INSTRUCTION. Using the material that follows, identify and copy each line with the string "Type".

Saved entries:
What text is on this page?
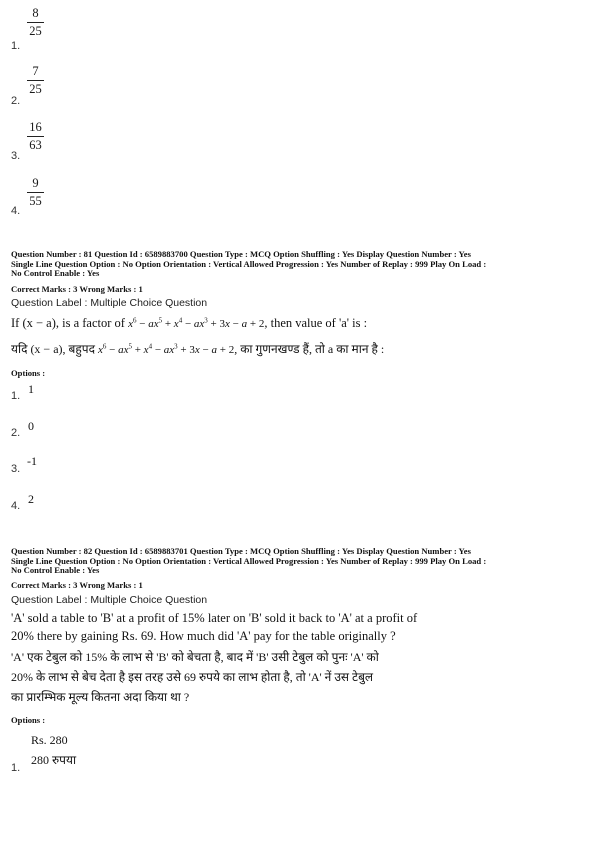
1.
8
25
2.
7
25
3.
16
63
4.
9
55
Question Number : 81 Question Id : 6589883700 Question Type : MCQ Option Shuffling : Yes Display Question Number : Yes
Single Line Question Option : No Option Orientation : Vertical Allowed Progression : Yes Number of Replay : 999 Play On Load :
No Control Enable : Yes
Correct Marks : 3 Wrong Marks : 1
Question Label : Multiple Choice Question
If (x − a), is a factor of $x^6 - ax^5 + x^4 - ax^3 + 3x - a + 2$, then value of 'a' is :
यदि (x − a), बहुपद $x^6 - ax^5 + x^4 - ax^3 + 3x - a + 2$, का गुणनखण्ड हैं, तो a का मान है :
Options :
1. 1
2. 0
3.
-1
4. 2
Question Number : 82 Question Id : 6589883701 Question Type : MCQ Option Shuffling : Yes Display Question Number : Yes
Single Line Question Option : No Option Orientation : Vertical Allowed Progression : Yes Number of Replay : 999 Play On Load :
No Control Enable : Yes
Correct Marks : 3 Wrong Marks : 1
Question Label : Multiple Choice Question
'A' sold a table to 'B' at a profit of 15% later on 'B' sold it back to 'A' at a profit of
20% there by gaining Rs. 69. How much did 'A' pay for the table originally ?
'A' एक टेबुल को 15% के लाभ से 'B' को बेचता है, बाद में 'B' उसी टेबुल को पुनः 'A' को
20% के लाभ से बेच देता है इस तरह उसे 69 रुपये का लाभ होता है, तो 'A' नें उस टेबुल
का प्रारम्भिक मूल्य कितना अदा किया था ?
Options :
1.
Rs. 280
280 रुपया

SOLUTION FOR THIS TASK.
Question Number : 81 Question Id : 6589883700 Question Type : MCQ Option Shuffling : Yes Display Question Number : Yes
Question Number : 82 Question Id : 6589883701 Question Type : MCQ Option Shuffling : Yes Display Question Number : Yes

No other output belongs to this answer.